___ Data shown ___

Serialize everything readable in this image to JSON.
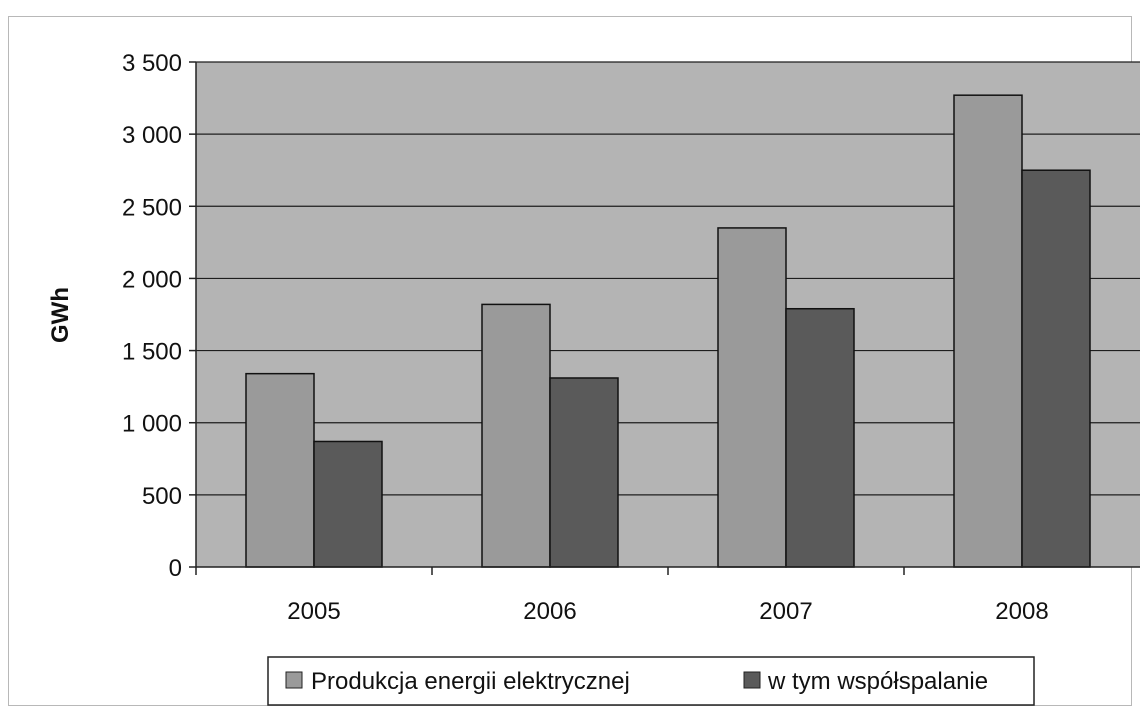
{
  "chart_data": {
    "type": "bar",
    "title": "",
    "xlabel": "",
    "ylabel": "GWh",
    "categories": [
      "2005",
      "2006",
      "2007",
      "2008"
    ],
    "series": [
      {
        "name": "Produkcja energii elektrycznej",
        "values": [
          1340,
          1820,
          2350,
          3270
        ],
        "color": "#9a9a9a"
      },
      {
        "name": "w tym współspalanie",
        "values": [
          870,
          1310,
          1790,
          2750
        ],
        "color": "#5a5a5a"
      }
    ],
    "ylim": [
      0,
      3500
    ],
    "yticks": [
      0,
      500,
      1000,
      1500,
      2000,
      2500,
      3000,
      3500
    ],
    "ytick_labels": [
      "0",
      "500",
      "1 000",
      "1 500",
      "2 000",
      "2 500",
      "3 000",
      "3 500"
    ],
    "grid": true,
    "plot_background": "#b4b4b4",
    "legend_position": "bottom"
  }
}
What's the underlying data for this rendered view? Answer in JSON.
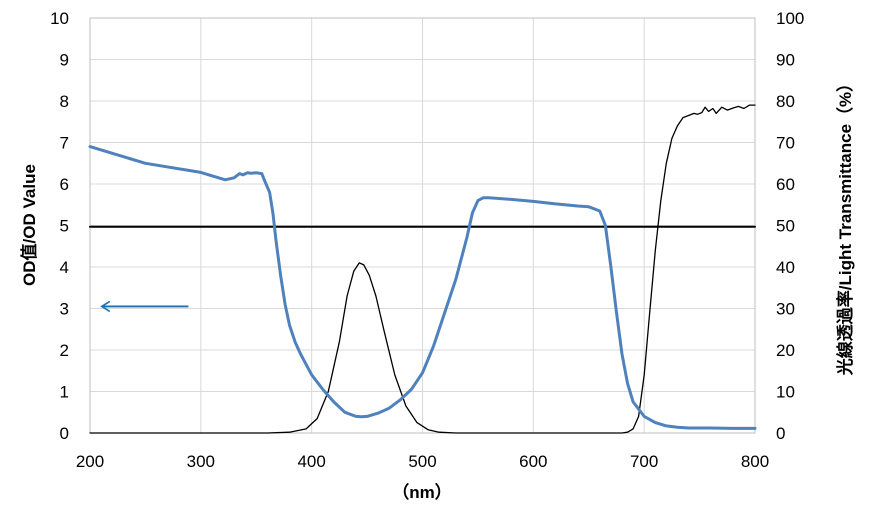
{
  "chart_data": {
    "type": "line",
    "title": "",
    "xlabel": "（nm）",
    "ylabel_left": "OD值/OD Value",
    "ylabel_right": "光線透過率/Light Transmittance（%）",
    "xlim": [
      200,
      800
    ],
    "ylim_left": [
      0,
      10
    ],
    "ylim_right": [
      0,
      100
    ],
    "x_ticks": [
      "200",
      "300",
      "400",
      "500",
      "600",
      "700",
      "800"
    ],
    "y_left_ticks": [
      "0",
      "1",
      "2",
      "3",
      "4",
      "5",
      "6",
      "7",
      "8",
      "9",
      "10"
    ],
    "y_right_ticks": [
      "0",
      "10",
      "20",
      "30",
      "40",
      "50",
      "60",
      "70",
      "80",
      "90",
      "100"
    ],
    "grid": true,
    "colors": {
      "od": "#4f81bd",
      "transmittance": "#000000",
      "reference": "#000000",
      "arrow": "#1f6fb0"
    },
    "series": [
      {
        "axis": "left",
        "x": [
          200,
          250,
          300,
          322,
          330,
          335,
          338,
          342,
          345,
          350,
          355,
          358,
          362,
          365,
          368,
          372,
          376,
          380,
          385,
          390,
          400,
          410,
          420,
          430,
          440,
          445,
          450,
          460,
          470,
          480,
          490,
          500,
          510,
          520,
          530,
          540,
          545,
          550,
          555,
          560,
          580,
          600,
          620,
          640,
          650,
          660,
          665,
          670,
          675,
          680,
          685,
          690,
          700,
          710,
          720,
          730,
          740,
          760,
          780,
          800
        ],
        "values": [
          6.9,
          6.5,
          6.28,
          6.1,
          6.15,
          6.25,
          6.22,
          6.27,
          6.26,
          6.27,
          6.25,
          6.05,
          5.8,
          5.3,
          4.6,
          3.8,
          3.1,
          2.6,
          2.2,
          1.9,
          1.4,
          1.05,
          0.75,
          0.5,
          0.4,
          0.39,
          0.4,
          0.48,
          0.6,
          0.8,
          1.05,
          1.45,
          2.1,
          2.9,
          3.7,
          4.7,
          5.3,
          5.6,
          5.67,
          5.67,
          5.63,
          5.58,
          5.52,
          5.47,
          5.45,
          5.35,
          5.0,
          4.0,
          2.9,
          1.9,
          1.2,
          0.75,
          0.4,
          0.25,
          0.17,
          0.14,
          0.12,
          0.12,
          0.11,
          0.11
        ]
      },
      {
        "axis": "right",
        "x": [
          200,
          360,
          380,
          395,
          405,
          415,
          425,
          432,
          438,
          443,
          447,
          452,
          458,
          465,
          475,
          485,
          495,
          505,
          515,
          530,
          560,
          600,
          650,
          680,
          685,
          690,
          695,
          700,
          705,
          710,
          715,
          720,
          725,
          730,
          735,
          740,
          745,
          748,
          752,
          755,
          758,
          762,
          765,
          770,
          775,
          780,
          785,
          790,
          795,
          800
        ],
        "values": [
          0,
          0,
          0.2,
          1,
          3.5,
          10,
          22,
          33,
          39,
          41,
          40.5,
          38,
          33,
          25,
          14,
          6.5,
          2.5,
          0.8,
          0.2,
          0,
          0,
          0,
          0,
          0,
          0.2,
          1,
          4,
          14,
          29,
          44,
          56,
          65,
          71,
          74,
          76,
          76.5,
          77,
          76.8,
          77.2,
          78.5,
          77.5,
          78.2,
          77,
          78.5,
          77.8,
          78.3,
          78.7,
          78.2,
          79,
          79
        ]
      },
      {
        "axis": "left",
        "x": [
          200,
          800
        ],
        "values": [
          4.97,
          4.97
        ]
      }
    ],
    "annotations": [
      {
        "type": "arrow",
        "direction": "left",
        "x_start": 278,
        "x_end": 290,
        "y": 3.05
      }
    ]
  }
}
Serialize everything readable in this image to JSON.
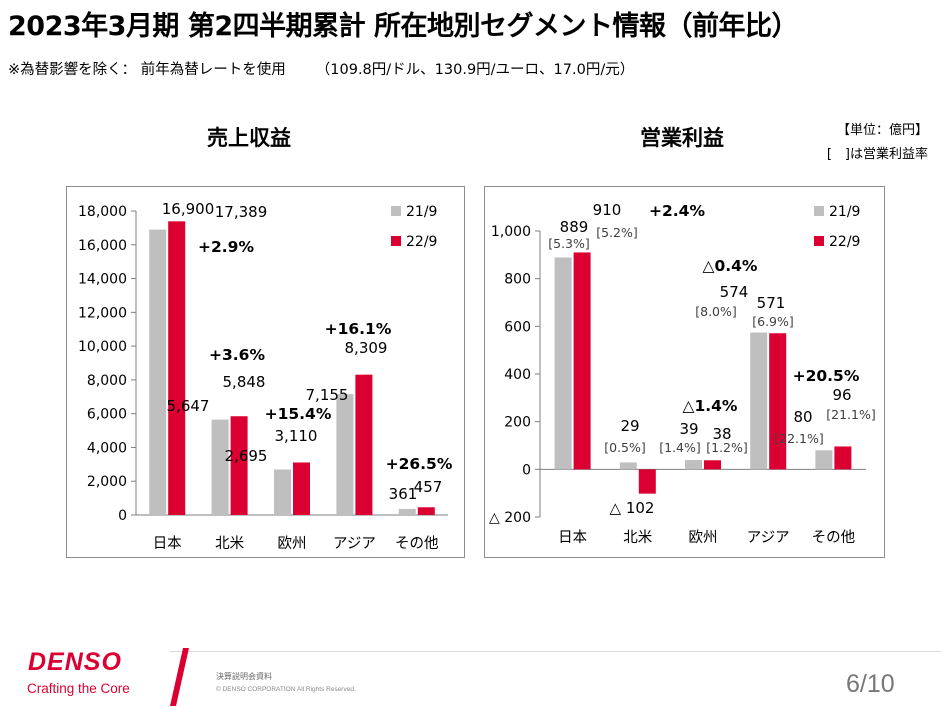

___

Direction:
Keep the pictures out of your copy, and repeat every entry above exactly.

Result for this task:
Serialize everything readable in this image to JSON.
{
  "chart_data": {
    "type": "bar",
    "title": "",
    "xlabel": "",
    "ylabel": "GWh",
    "categories": [
      "2005",
      "2006",
      "2007",
      "2008"
    ],
    "series": [
      {
        "name": "Produkcja energii elektrycznej",
        "values": [
          1340,
          1820,
          2350,
          3270
        ],
        "color": "#9a9a9a"
      },
      {
        "name": "w tym współspalanie",
        "values": [
          870,
          1310,
          1790,
          2750
        ],
        "color": "#5a5a5a"
      }
    ],
    "ylim": [
      0,
      3500
    ],
    "yticks": [
      0,
      500,
      1000,
      1500,
      2000,
      2500,
      3000,
      3500
    ],
    "ytick_labels": [
      "0",
      "500",
      "1 000",
      "1 500",
      "2 000",
      "2 500",
      "3 000",
      "3 500"
    ],
    "grid": true,
    "plot_background": "#b4b4b4",
    "legend_position": "bottom"
  }
}
What's the underlying data for this rendered view? Answer in JSON.
{
  "chart_data": {
    "type": "line",
    "title": "",
    "xlabel": "（nm）",
    "ylabel_left": "OD值/OD Value",
    "ylabel_right": "光線透過率/Light Transmittance（%）",
    "xlim": [
      200,
      800
    ],
    "ylim_left": [
      0,
      10
    ],
    "ylim_right": [
      0,
      100
    ],
    "x_ticks": [
      "200",
      "300",
      "400",
      "500",
      "600",
      "700",
      "800"
    ],
    "y_left_ticks": [
      "0",
      "1",
      "2",
      "3",
      "4",
      "5",
      "6",
      "7",
      "8",
      "9",
      "10"
    ],
    "y_right_ticks": [
      "0",
      "10",
      "20",
      "30",
      "40",
      "50",
      "60",
      "70",
      "80",
      "90",
      "100"
    ],
    "grid": true,
    "colors": {
      "od": "#4f81bd",
      "transmittance": "#000000",
      "reference": "#000000",
      "arrow": "#1f6fb0"
    },
    "series": [
      {
        "axis": "left",
        "x": [
          200,
          250,
          300,
          322,
          330,
          335,
          338,
          342,
          345,
          350,
          355,
          358,
          362,
          365,
          368,
          372,
          376,
          380,
          385,
          390,
          400,
          410,
          420,
          430,
          440,
          445,
          450,
          460,
          470,
          480,
          490,
          500,
          510,
          520,
          530,
          540,
          545,
          550,
          555,
          560,
          580,
          600,
          620,
          640,
          650,
          660,
          665,
          670,
          675,
          680,
          685,
          690,
          700,
          710,
          720,
          730,
          740,
          760,
          780,
          800
        ],
        "values": [
          6.9,
          6.5,
          6.28,
          6.1,
          6.15,
          6.25,
          6.22,
          6.27,
          6.26,
          6.27,
          6.25,
          6.05,
          5.8,
          5.3,
          4.6,
          3.8,
          3.1,
          2.6,
          2.2,
          1.9,
          1.4,
          1.05,
          0.75,
          0.5,
          0.4,
          0.39,
          0.4,
          0.48,
          0.6,
          0.8,
          1.05,
          1.45,
          2.1,
          2.9,
          3.7,
          4.7,
          5.3,
          5.6,
          5.67,
          5.67,
          5.63,
          5.58,
          5.52,
          5.47,
          5.45,
          5.35,
          5.0,
          4.0,
          2.9,
          1.9,
          1.2,
          0.75,
          0.4,
          0.25,
          0.17,
          0.14,
          0.12,
          0.12,
          0.11,
          0.11
        ]
      },
      {
        "axis": "right",
        "x": [
          200,
          360,
          380,
          395,
          405,
          415,
          425,
          432,
          438,
          443,
          447,
          452,
          458,
          465,
          475,
          485,
          495,
          505,
          515,
          530,
          560,
          600,
          650,
          680,
          685,
          690,
          695,
          700,
          705,
          710,
          715,
          720,
          725,
          730,
          735,
          740,
          745,
          748,
          752,
          755,
          758,
          762,
          765,
          770,
          775,
          780,
          785,
          790,
          795,
          800
        ],
        "values": [
          0,
          0,
          0.2,
          1,
          3.5,
          10,
          22,
          33,
          39,
          41,
          40.5,
          38,
          33,
          25,
          14,
          6.5,
          2.5,
          0.8,
          0.2,
          0,
          0,
          0,
          0,
          0,
          0.2,
          1,
          4,
          14,
          29,
          44,
          56,
          65,
          71,
          74,
          76,
          76.5,
          77,
          76.8,
          77.2,
          78.5,
          77.5,
          78.2,
          77,
          78.5,
          77.8,
          78.3,
          78.7,
          78.2,
          79,
          79
        ]
      },
      {
        "axis": "left",
        "x": [
          200,
          800
        ],
        "values": [
          4.97,
          4.97
        ]
      }
    ],
    "annotations": [
      {
        "type": "arrow",
        "direction": "left",
        "x_start": 278,
        "x_end": 290,
        "y": 3.05
      }
    ]
  }
}
Serialize everything readable in this image to JSON.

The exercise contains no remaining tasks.